The exercise
All entries must be repeated exactly; do not include the pictures.

[start The input]

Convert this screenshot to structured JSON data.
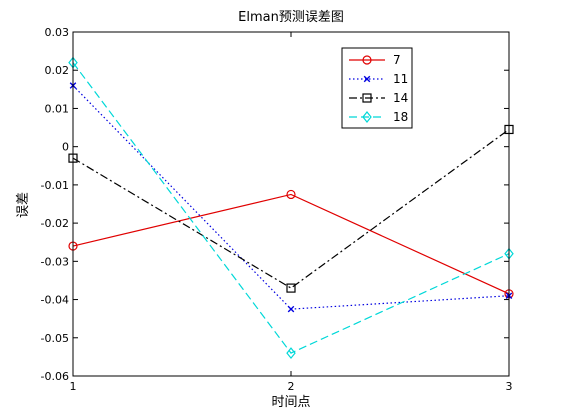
{
  "chart_data": {
    "type": "line",
    "title": "Elman预测误差图",
    "xlabel": "时间点",
    "ylabel": "误差",
    "x": [
      1,
      2,
      3
    ],
    "xlim": [
      1,
      3
    ],
    "ylim": [
      -0.06,
      0.03
    ],
    "xticks": [
      1,
      2,
      3
    ],
    "yticks": [
      0.03,
      0.02,
      0.01,
      0,
      -0.01,
      -0.02,
      -0.03,
      -0.04,
      -0.05,
      -0.06
    ],
    "ytick_labels": [
      "0.03",
      "0.02",
      "0.01",
      "0",
      "-0.01",
      "-0.02",
      "-0.03",
      "-0.04",
      "-0.05",
      "-0.06"
    ],
    "grid": false,
    "legend_position": "top-right",
    "series": [
      {
        "name": "7",
        "values": [
          -0.026,
          -0.0125,
          -0.0385
        ],
        "color": "#e00000",
        "marker": "circle",
        "line": "solid"
      },
      {
        "name": "11",
        "values": [
          0.016,
          -0.0425,
          -0.039
        ],
        "color": "#0000e0",
        "marker": "x",
        "line": "dotted"
      },
      {
        "name": "14",
        "values": [
          -0.003,
          -0.037,
          0.0045
        ],
        "color": "#000000",
        "marker": "square",
        "line": "dashdot"
      },
      {
        "name": "18",
        "values": [
          0.022,
          -0.054,
          -0.028
        ],
        "color": "#00d8d8",
        "marker": "diamond",
        "line": "dashed"
      }
    ]
  }
}
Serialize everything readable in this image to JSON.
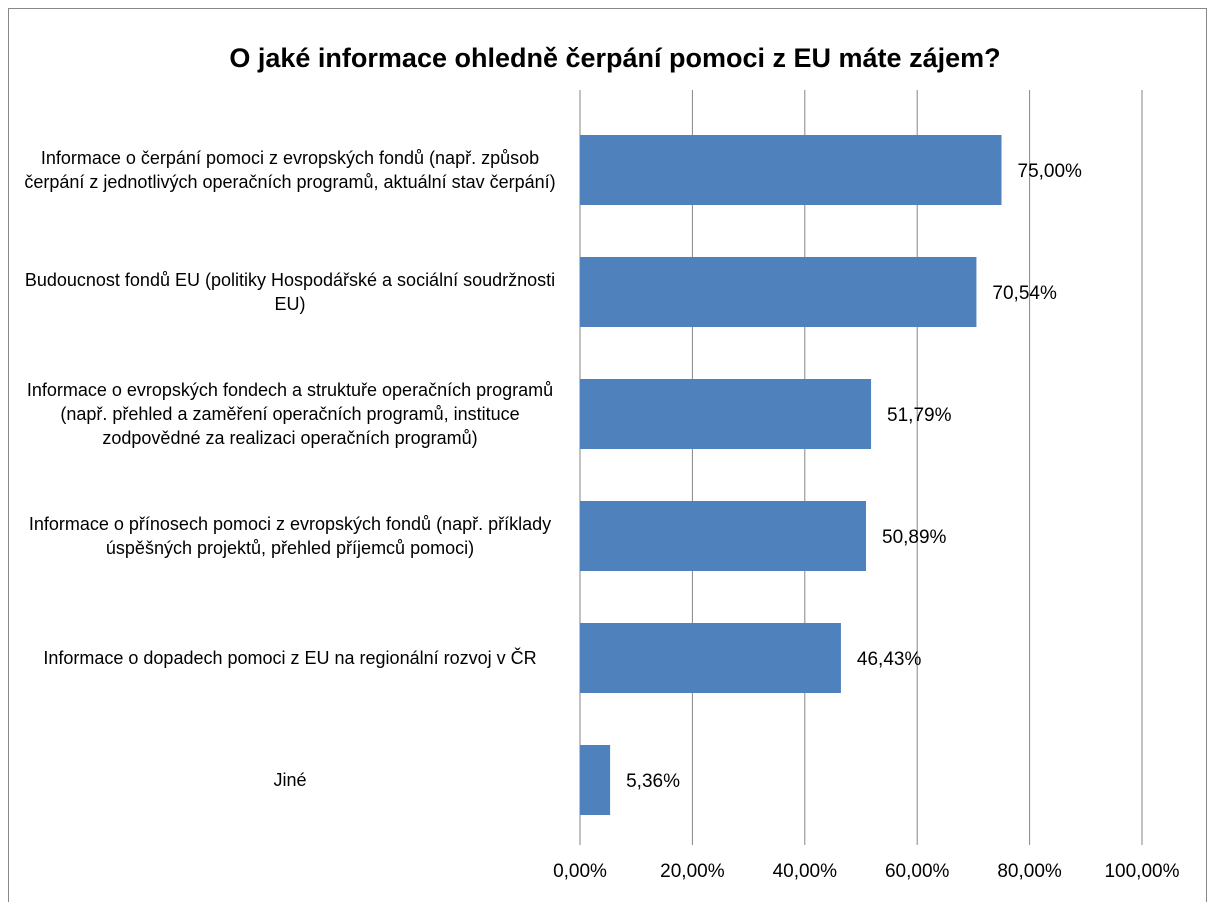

[end The input]

Full answer
Convert this screenshot to structured JSON data.
{
  "chart_data": {
    "type": "line",
    "title": "Elman预测误差图",
    "xlabel": "时间点",
    "ylabel": "误差",
    "x": [
      1,
      2,
      3
    ],
    "xlim": [
      1,
      3
    ],
    "ylim": [
      -0.06,
      0.03
    ],
    "xticks": [
      1,
      2,
      3
    ],
    "yticks": [
      0.03,
      0.02,
      0.01,
      0,
      -0.01,
      -0.02,
      -0.03,
      -0.04,
      -0.05,
      -0.06
    ],
    "ytick_labels": [
      "0.03",
      "0.02",
      "0.01",
      "0",
      "-0.01",
      "-0.02",
      "-0.03",
      "-0.04",
      "-0.05",
      "-0.06"
    ],
    "grid": false,
    "legend_position": "top-right",
    "series": [
      {
        "name": "7",
        "values": [
          -0.026,
          -0.0125,
          -0.0385
        ],
        "color": "#e00000",
        "marker": "circle",
        "line": "solid"
      },
      {
        "name": "11",
        "values": [
          0.016,
          -0.0425,
          -0.039
        ],
        "color": "#0000e0",
        "marker": "x",
        "line": "dotted"
      },
      {
        "name": "14",
        "values": [
          -0.003,
          -0.037,
          0.0045
        ],
        "color": "#000000",
        "marker": "square",
        "line": "dashdot"
      },
      {
        "name": "18",
        "values": [
          0.022,
          -0.054,
          -0.028
        ],
        "color": "#00d8d8",
        "marker": "diamond",
        "line": "dashed"
      }
    ]
  }
}
Serialize everything readable in this image to JSON.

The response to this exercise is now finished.